**RECORDS**
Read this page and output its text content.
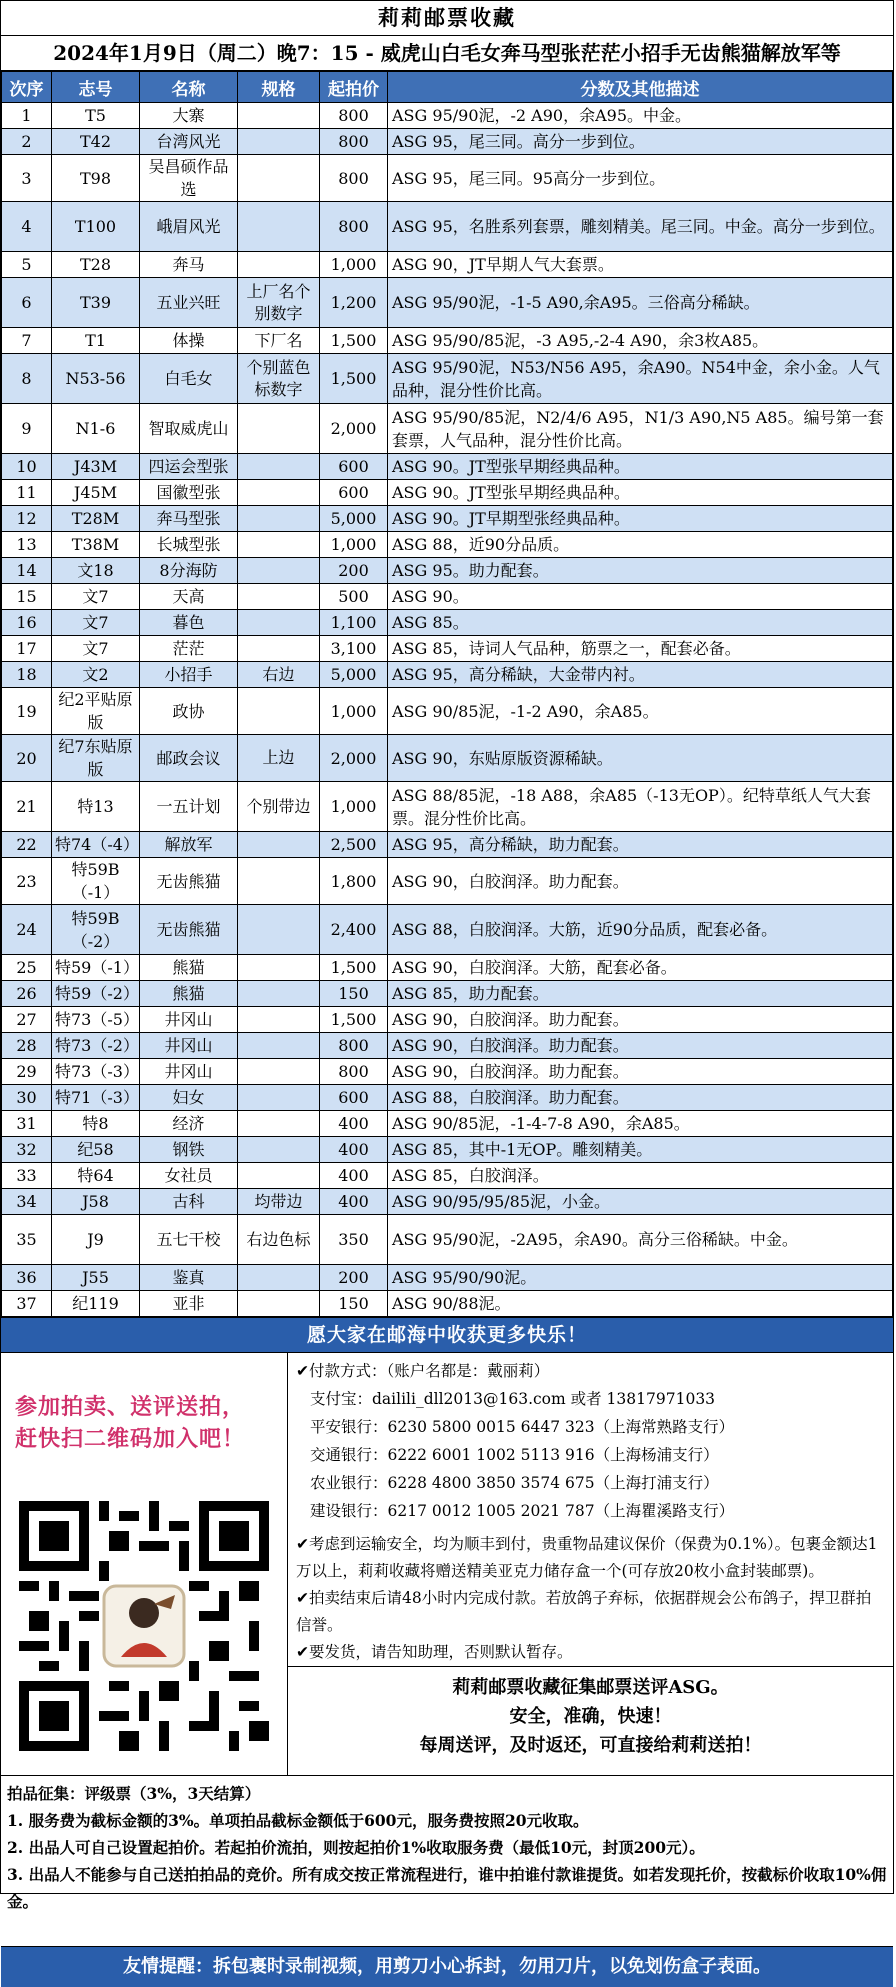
莉莉邮票收藏
2024年1月9日（周二）晚7：15 - 威虎山白毛女奔马型张茫茫小招手无齿熊猫解放军等
次序	志号	名称	规格	起拍价	分数及其他描述
1	T5	大寨		800	ASG 95/90泥，-2 A90，余A95。中金。
2	T42	台湾风光		800	ASG 95，尾三同。高分一步到位。
3	T98	吴昌硕作品选		800	ASG 95，尾三同。95高分一步到位。
4	T100	峨眉风光		800	ASG 95，名胜系列套票，雕刻精美。尾三同。中金。高分一步到位。
5	T28	奔马		1,000	ASG 90，JT早期人气大套票。
6	T39	五业兴旺	上厂名个别数字	1,200	ASG 95/90泥，-1-5 A90,余A95。三俗高分稀缺。
7	T1	体操	下厂名	1,500	ASG 95/90/85泥，-3 A95,-2-4 A90，余3枚A85。
8	N53-56	白毛女	个别蓝色标数字	1,500	ASG 95/90泥，N53/N56 A95，余A90。N54中金，余小金。人气品种，混分性价比高。
9	N1-6	智取威虎山		2,000	ASG 95/90/85泥，N2/4/6 A95，N1/3 A90,N5 A85。编号第一套套票，人气品种，混分性价比高。
10	J43M	四运会型张		600	ASG 90。JT型张早期经典品种。
11	J45M	国徽型张		600	ASG 90。JT型张早期经典品种。
12	T28M	奔马型张		5,000	ASG 90。JT早期型张经典品种。
13	T38M	长城型张		1,000	ASG 88，近90分品质。
14	文18	8分海防		200	ASG 95。助力配套。
15	文7	天高		500	ASG 90。
16	文7	暮色		1,100	ASG 85。
17	文7	茫茫		3,100	ASG 85，诗词人气品种，筋票之一，配套必备。
18	文2	小招手	右边	5,000	ASG 95，高分稀缺，大金带内衬。
19	纪2平贴原版	政协		1,000	ASG 90/85泥，-1-2 A90，余A85。
20	纪7东贴原版	邮政会议	上边	2,000	ASG 90，东贴原版资源稀缺。
21	特13	一五计划	个别带边	1,000	ASG 88/85泥，-18 A88，余A85（-13无OP）。纪特草纸人气大套票。混分性价比高。
22	特74（-4）	解放军		2,500	ASG 95，高分稀缺，助力配套。
23	特59B（-1）	无齿熊猫		1,800	ASG 90，白胶润泽。助力配套。
24	特59B（-2）	无齿熊猫		2,400	ASG 88，白胶润泽。大筋，近90分品质，配套必备。
25	特59（-1）	熊猫		1,500	ASG 90，白胶润泽。大筋，配套必备。
26	特59（-2）	熊猫		150	ASG 85，助力配套。
27	特73（-5）	井冈山		1,500	ASG 90，白胶润泽。助力配套。
28	特73（-2）	井冈山		800	ASG 90，白胶润泽。助力配套。
29	特73（-3）	井冈山		800	ASG 90，白胶润泽。助力配套。
30	特71（-3）	妇女		600	ASG 88，白胶润泽。助力配套。
31	特8	经济		400	ASG 90/85泥，-1-4-7-8 A90，余A85。
32	纪58	钢铁		400	ASG 85，其中-1无OP。雕刻精美。
33	特64	女社员		400	ASG 85，白胶润泽。
34	J58	古科	均带边	400	ASG 90/95/95/85泥，小金。
35	J9	五七干校	右边色标	350	ASG 95/90泥，-2A95，余A90。高分三俗稀缺。中金。
36	J55	鉴真		200	ASG 95/90/90泥。
37	纪119	亚非		150	ASG 90/88泥。
愿大家在邮海中收获更多快乐！
参加拍卖、送评送拍，
赶快扫二维码加入吧！
✔付款方式：（账户名都是：戴丽莉）
支付宝：dailili_dll2013@163.com 或者 13817971033
平安银行：6230 5800 0015 6447 323（上海常熟路支行）
交通银行：6222 6001 1002 5113 916（上海杨浦支行）
农业银行：6228 4800 3850 3574 675（上海打浦支行）
建设银行：6217 0012 1005 2021 787（上海瞿溪路支行）
✔考虑到运输安全，均为顺丰到付，贵重物品建议保价（保费为0.1%）。包裹金额达1万以上，莉莉收藏将赠送精美亚克力储存盒一个(可存放20枚小盒封装邮票)。
✔拍卖结束后请48小时内完成付款。若放鸽子弃标，依据群规会公布鸽子，捍卫群拍信誉。
✔要发货，请告知助理，否则默认暂存。
莉莉邮票收藏征集邮票送评ASG。
安全，准确，快速！
每周送评，及时返还，可直接给莉莉送拍！
拍品征集：评级票（3%，3天结算）
1. 服务费为截标金额的3%。单项拍品截标金额低于600元，服务费按照20元收取。
2. 出品人可自己设置起拍价。若起拍价流拍，则按起拍价1%收取服务费（最低10元，封顶200元）。
3. 出品人不能参与自己送拍拍品的竞价。所有成交按正常流程进行，谁中拍谁付款谁提货。如若发现托价，按截标价收取10%佣金。
友情提醒：拆包裹时录制视频，用剪刀小心拆封，勿用刀片，以免划伤盒子表面。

**TASK DETAILS**
State how many lines of the records hold the string "JT型张早期经典品种", and nothing else.

**CORRECT RESPONSE**
2